Entries shown
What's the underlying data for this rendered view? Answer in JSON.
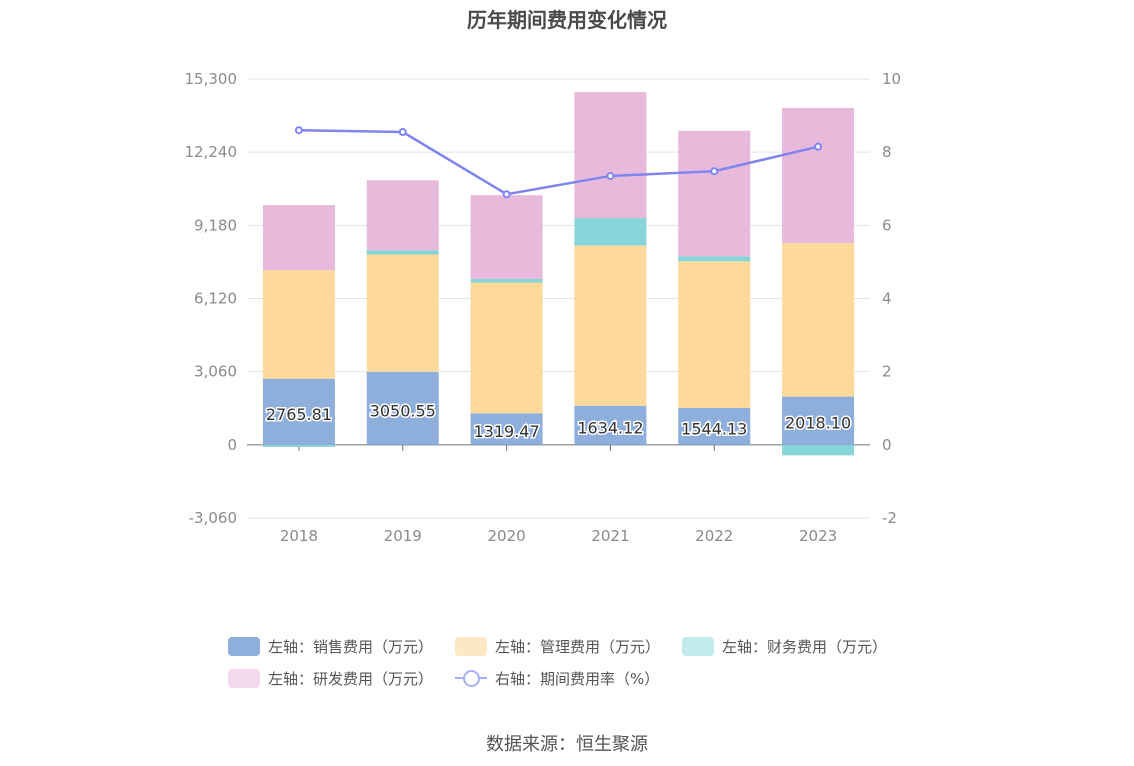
{
  "chart_data": {
    "type": "bar",
    "title": "历年期间费用变化情况",
    "categories": [
      "2018",
      "2019",
      "2020",
      "2021",
      "2022",
      "2023"
    ],
    "series": [
      {
        "name": "左轴：销售费用（万元）",
        "axis": "left",
        "kind": "stacked-bar",
        "color": "#8eaedc",
        "values": [
          2765.81,
          3050.55,
          1319.47,
          1634.12,
          1544.13,
          2018.1
        ],
        "labels": [
          "2765.81",
          "3050.55",
          "1319.47",
          "1634.12",
          "1544.13",
          "2018.10"
        ]
      },
      {
        "name": "左轴：管理费用（万元）",
        "axis": "left",
        "kind": "stacked-bar",
        "color": "#fed99c",
        "values": [
          4540,
          4910,
          5470,
          6700,
          6130,
          6420
        ]
      },
      {
        "name": "左轴：财务费用（万元）",
        "axis": "left",
        "kind": "stacked-bar",
        "color": "#88d5d9",
        "values": [
          -90,
          180,
          150,
          1150,
          210,
          -440
        ]
      },
      {
        "name": "左轴：研发费用（万元）",
        "axis": "left",
        "kind": "stacked-bar",
        "color": "#e7b9da",
        "values": [
          2720,
          2920,
          3500,
          5270,
          5250,
          5650
        ]
      },
      {
        "name": "右轴：期间费用率（%）",
        "axis": "right",
        "kind": "line",
        "color": "#7e85ee",
        "values": [
          8.6,
          8.55,
          6.85,
          7.35,
          7.48,
          8.15
        ]
      }
    ],
    "left_axis": {
      "min": -3060,
      "max": 15300,
      "ticks": [
        -3060,
        0,
        3060,
        6120,
        9180,
        12240,
        15300
      ],
      "tick_labels": [
        "-3,060",
        "0",
        "3,060",
        "6,120",
        "9,180",
        "12,240",
        "15,300"
      ]
    },
    "right_axis": {
      "min": -2,
      "max": 10,
      "ticks": [
        -2,
        0,
        2,
        4,
        6,
        8,
        10
      ],
      "tick_labels": [
        "-2",
        "0",
        "2",
        "4",
        "6",
        "8",
        "10"
      ]
    },
    "grid": true,
    "legend_position": "bottom"
  },
  "legend": {
    "items": [
      {
        "label": "左轴：销售费用（万元）",
        "color": "#8eaedc",
        "style": "swatch"
      },
      {
        "label": "左轴：管理费用（万元）",
        "color": "#fee8c4",
        "style": "swatch"
      },
      {
        "label": "左轴：财务费用（万元）",
        "color": "#c3eaec",
        "style": "swatch"
      },
      {
        "label": "左轴：研发费用（万元）",
        "color": "#f2daeb",
        "style": "swatch"
      },
      {
        "label": "右轴：期间费用率（%）",
        "color": "#a8b0f5",
        "style": "line"
      }
    ]
  },
  "source": "数据来源：恒生聚源"
}
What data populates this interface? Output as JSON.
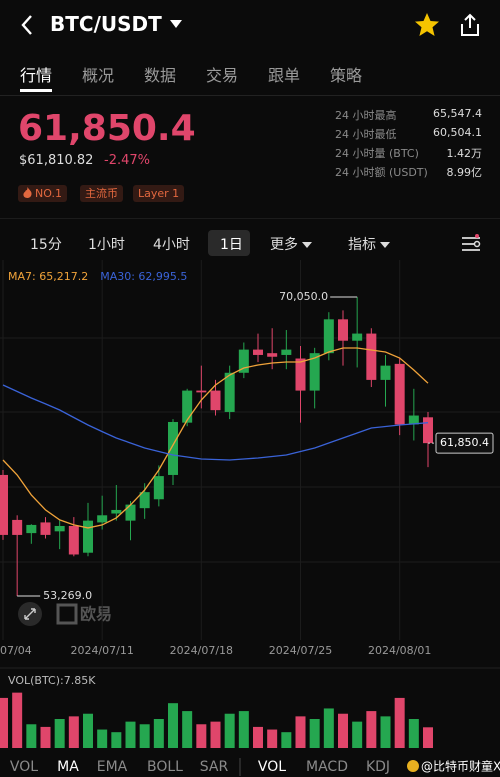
{
  "header": {
    "title": "BTC/USDT"
  },
  "tabs": [
    "行情",
    "概况",
    "数据",
    "交易",
    "跟单",
    "策略"
  ],
  "ticker": {
    "price": "61,850.4",
    "usd_price": "$61,810.82",
    "change": "-2.47%",
    "tags": [
      "NO.1",
      "主流币",
      "Layer 1"
    ]
  },
  "stats": [
    [
      "24 小时最高",
      "65,547.4"
    ],
    [
      "24 小时最低",
      "60,504.1"
    ],
    [
      "24 小时量 (BTC)",
      "1.42万"
    ],
    [
      "24 小时额 (USDT)",
      "8.99亿"
    ]
  ],
  "intervals": [
    "15分",
    "1小时",
    "4小时",
    "1日",
    "更多",
    "指标"
  ],
  "indicators": [
    "VOL",
    "MA",
    "EMA",
    "BOLL",
    "SAR",
    "VOL",
    "MACD",
    "KDJ"
  ],
  "watermark": [
    "欧易",
    "@比特币财童X"
  ],
  "chart_data": [
    {
      "type": "candlestick",
      "categories": [
        "07/04",
        null,
        null,
        null,
        null,
        null,
        null,
        "2024/07/11",
        null,
        null,
        null,
        null,
        null,
        null,
        "2024/07/18",
        null,
        null,
        null,
        null,
        null,
        null,
        "2024/07/25",
        null,
        null,
        null,
        null,
        null,
        null,
        "2024/08/01",
        null,
        null
      ],
      "open": [
        60064,
        57540,
        56800,
        57400,
        56900,
        57200,
        55700,
        57400,
        57900,
        57500,
        58200,
        58700,
        60064,
        63000,
        64800,
        64800,
        63600,
        65800,
        67100,
        66900,
        66800,
        66600,
        64800,
        66900,
        68800,
        67600,
        68000,
        65400,
        66300,
        62900,
        63300
      ],
      "high": [
        60345,
        57800,
        57300,
        57700,
        57500,
        57700,
        58500,
        58900,
        59500,
        58600,
        59600,
        60600,
        63200,
        64900,
        66200,
        65400,
        66200,
        67500,
        68000,
        68300,
        68200,
        67300,
        67200,
        69200,
        69300,
        70050,
        68300,
        66800,
        66600,
        64900,
        63600
      ],
      "low": [
        56418,
        53269,
        56200,
        56500,
        55900,
        55500,
        55500,
        57000,
        57500,
        56400,
        57600,
        58300,
        59500,
        62800,
        63800,
        63400,
        63200,
        65500,
        66400,
        66000,
        66000,
        63000,
        63800,
        66500,
        66200,
        66100,
        65000,
        63900,
        62300,
        62000,
        60504.1
      ],
      "close": [
        56698,
        56698,
        57259,
        56700,
        57200,
        55600,
        57500,
        57800,
        58100,
        58400,
        59100,
        60000,
        63038,
        64800,
        64700,
        63700,
        65800,
        67100,
        66800,
        66700,
        67100,
        64800,
        66900,
        68800,
        67600,
        68000,
        65400,
        66200,
        62900,
        63400,
        61850.4
      ],
      "up_color": "#25a750",
      "down_color": "#e0466b",
      "series": [
        {
          "name": "MA7: 65,217.2",
          "type": "line",
          "color": "#f0a33a",
          "values": [
            60906,
            60064,
            58942,
            58101,
            57540,
            57259,
            57090,
            57259,
            57652,
            58381,
            59223,
            60345,
            61747,
            63150,
            64272,
            65113,
            65674,
            66067,
            66235,
            66347,
            66404,
            66404,
            66628,
            66965,
            67189,
            67189,
            67077,
            66965,
            66628,
            65955,
            65217.2
          ]
        },
        {
          "name": "MA30: 62,995.5",
          "type": "line",
          "color": "#3a63d8",
          "values": [
            65113,
            64750,
            64384,
            64050,
            63711,
            63290,
            62869,
            62500,
            62140,
            61860,
            61579,
            61380,
            61186,
            61070,
            60962,
            60930,
            60906,
            60960,
            61018,
            61100,
            61186,
            61380,
            61579,
            61860,
            62140,
            62420,
            62701,
            62785,
            62869,
            62930,
            62995.5
          ]
        }
      ],
      "annotations": [
        {
          "value": 70050,
          "label": "70,050.0"
        },
        {
          "value": 53269,
          "label": "53,269.0"
        },
        {
          "value": 61850.4,
          "label": "61,850.4"
        }
      ],
      "ylim": [
        50800,
        72130
      ],
      "grid": true
    },
    {
      "type": "bar",
      "title": "VOL(BTC):7.85K",
      "values": [
        19000,
        21000,
        9000,
        8000,
        11000,
        12000,
        13000,
        7000,
        6000,
        10000,
        9000,
        11000,
        17000,
        14000,
        9000,
        10000,
        13000,
        14000,
        8000,
        7000,
        6000,
        12000,
        11000,
        15000,
        13000,
        10000,
        14000,
        12000,
        19000,
        11000,
        7850
      ],
      "ylim": [
        0,
        22000
      ]
    }
  ]
}
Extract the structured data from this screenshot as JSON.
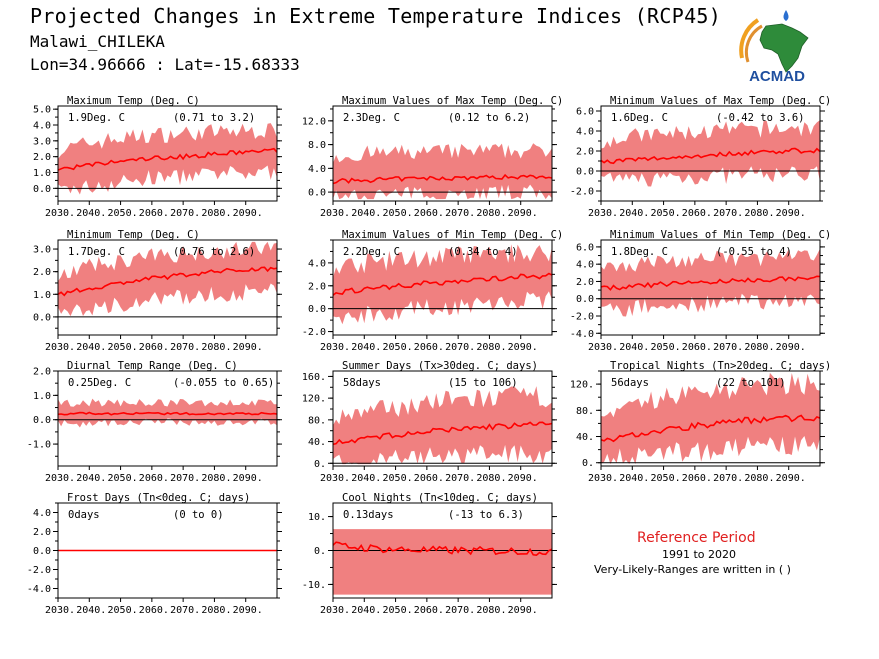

To do
How many lines in these entries contain the string "type"? State the number and nothing more.

The completed task
5